AVAILABLE DATA.

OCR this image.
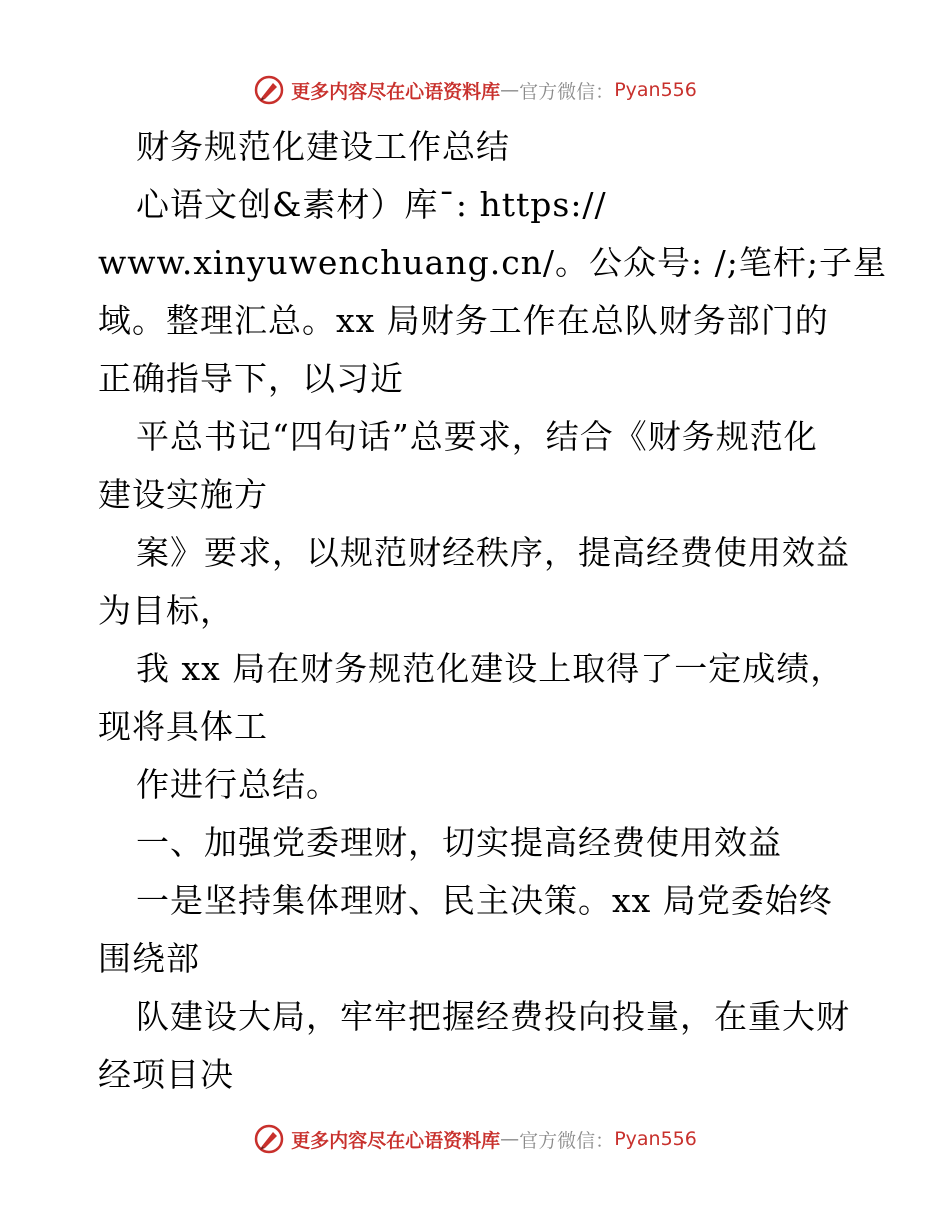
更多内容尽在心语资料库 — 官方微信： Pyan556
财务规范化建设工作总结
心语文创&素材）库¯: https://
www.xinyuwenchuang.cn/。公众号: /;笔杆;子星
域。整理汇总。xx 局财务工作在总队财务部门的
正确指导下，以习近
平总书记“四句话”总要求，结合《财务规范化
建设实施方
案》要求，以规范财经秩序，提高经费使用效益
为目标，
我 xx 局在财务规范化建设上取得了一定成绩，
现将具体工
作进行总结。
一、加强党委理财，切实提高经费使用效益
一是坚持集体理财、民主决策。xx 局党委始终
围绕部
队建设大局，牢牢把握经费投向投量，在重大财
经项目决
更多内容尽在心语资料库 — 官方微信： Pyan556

--

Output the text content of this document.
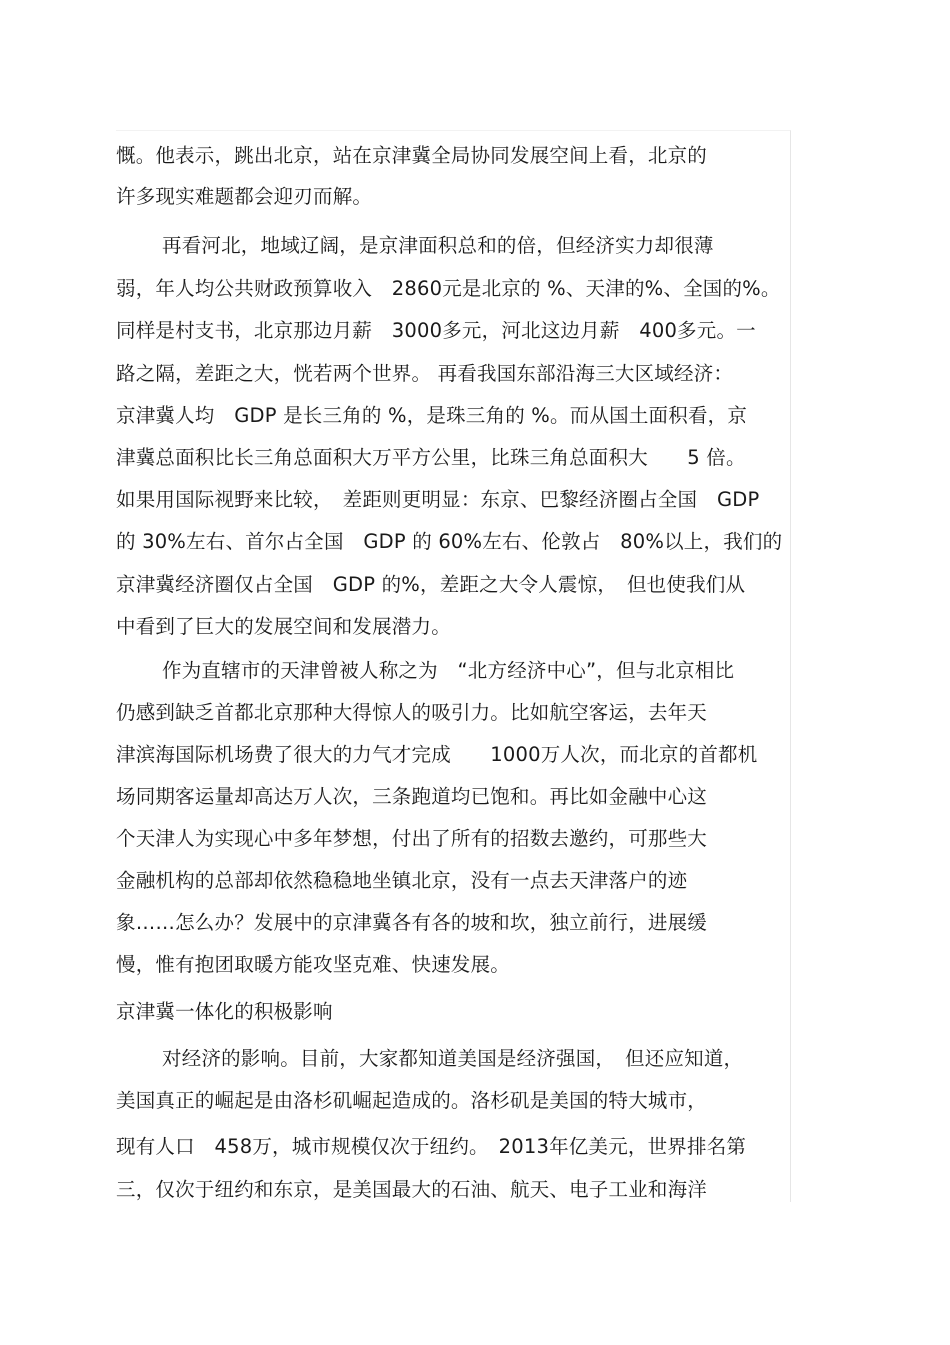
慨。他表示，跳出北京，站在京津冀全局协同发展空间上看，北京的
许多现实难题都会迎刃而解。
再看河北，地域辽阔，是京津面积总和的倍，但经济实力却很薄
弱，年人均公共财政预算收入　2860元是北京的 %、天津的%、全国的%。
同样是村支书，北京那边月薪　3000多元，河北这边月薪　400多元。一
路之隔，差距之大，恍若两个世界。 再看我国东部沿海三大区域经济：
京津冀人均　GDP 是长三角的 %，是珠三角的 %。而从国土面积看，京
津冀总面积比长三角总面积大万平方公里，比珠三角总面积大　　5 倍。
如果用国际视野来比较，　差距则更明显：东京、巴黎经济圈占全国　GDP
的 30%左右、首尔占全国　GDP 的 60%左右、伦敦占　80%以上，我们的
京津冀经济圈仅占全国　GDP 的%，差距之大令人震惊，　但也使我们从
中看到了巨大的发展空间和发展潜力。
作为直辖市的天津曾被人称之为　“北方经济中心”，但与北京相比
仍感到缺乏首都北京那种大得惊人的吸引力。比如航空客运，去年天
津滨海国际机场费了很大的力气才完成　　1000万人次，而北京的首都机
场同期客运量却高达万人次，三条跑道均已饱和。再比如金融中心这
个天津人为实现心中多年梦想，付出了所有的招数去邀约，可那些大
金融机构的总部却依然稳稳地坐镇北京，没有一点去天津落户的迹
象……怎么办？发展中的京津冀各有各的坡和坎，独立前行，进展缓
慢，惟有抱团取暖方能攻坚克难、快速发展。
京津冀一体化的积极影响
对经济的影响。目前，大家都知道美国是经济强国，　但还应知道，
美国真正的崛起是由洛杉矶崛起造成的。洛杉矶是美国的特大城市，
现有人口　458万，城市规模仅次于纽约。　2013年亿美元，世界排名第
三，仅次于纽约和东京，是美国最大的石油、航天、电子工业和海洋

---

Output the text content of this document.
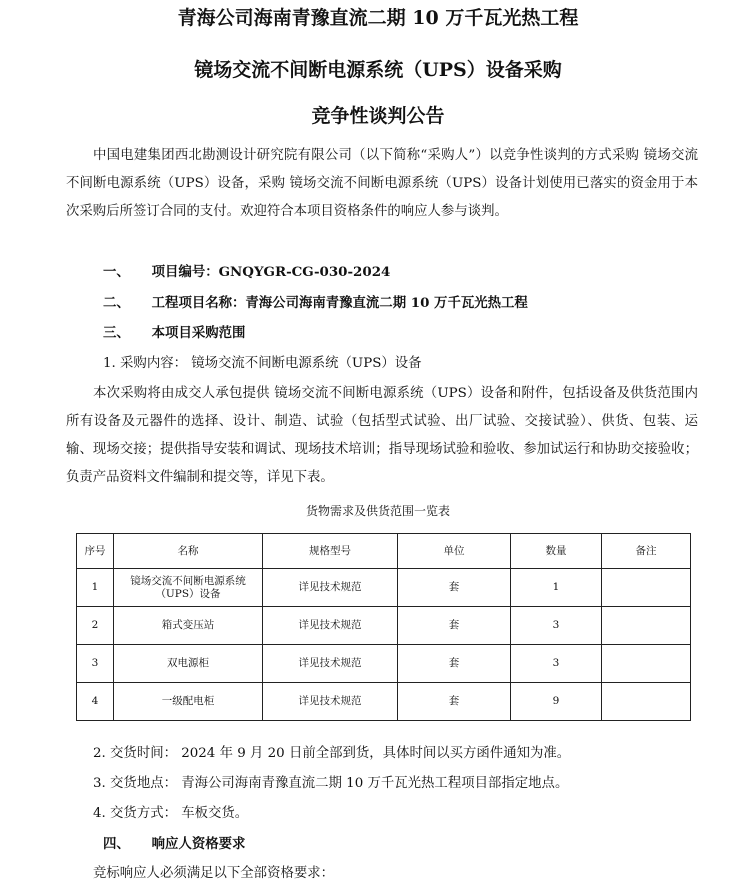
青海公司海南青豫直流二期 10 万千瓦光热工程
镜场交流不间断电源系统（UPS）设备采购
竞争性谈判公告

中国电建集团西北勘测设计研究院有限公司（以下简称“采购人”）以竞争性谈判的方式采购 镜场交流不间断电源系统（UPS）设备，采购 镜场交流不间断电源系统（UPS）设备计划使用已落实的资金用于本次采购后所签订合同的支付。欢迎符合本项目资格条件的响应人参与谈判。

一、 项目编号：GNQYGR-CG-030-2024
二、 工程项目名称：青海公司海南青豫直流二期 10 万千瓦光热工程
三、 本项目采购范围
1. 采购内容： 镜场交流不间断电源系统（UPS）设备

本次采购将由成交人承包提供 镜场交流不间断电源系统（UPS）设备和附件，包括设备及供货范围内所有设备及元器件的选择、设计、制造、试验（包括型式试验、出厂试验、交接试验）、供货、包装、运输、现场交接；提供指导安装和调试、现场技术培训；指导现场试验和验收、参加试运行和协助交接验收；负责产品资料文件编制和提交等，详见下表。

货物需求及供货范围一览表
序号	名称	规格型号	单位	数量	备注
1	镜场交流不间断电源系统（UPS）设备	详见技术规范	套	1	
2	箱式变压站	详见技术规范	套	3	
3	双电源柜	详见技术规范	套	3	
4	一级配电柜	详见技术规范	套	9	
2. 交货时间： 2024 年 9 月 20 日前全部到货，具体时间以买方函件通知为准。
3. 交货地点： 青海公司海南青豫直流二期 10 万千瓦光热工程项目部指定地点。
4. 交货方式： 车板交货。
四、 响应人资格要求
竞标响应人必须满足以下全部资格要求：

TO DO. Copy out every line from the material above in which the word "青海公司海南青豫直流二期" appears.

SOLUTION.
青海公司海南青豫直流二期 10 万千瓦光热工程
二、 工程项目名称：青海公司海南青豫直流二期 10 万千瓦光热工程
3. 交货地点： 青海公司海南青豫直流二期 10 万千瓦光热工程项目部指定地点。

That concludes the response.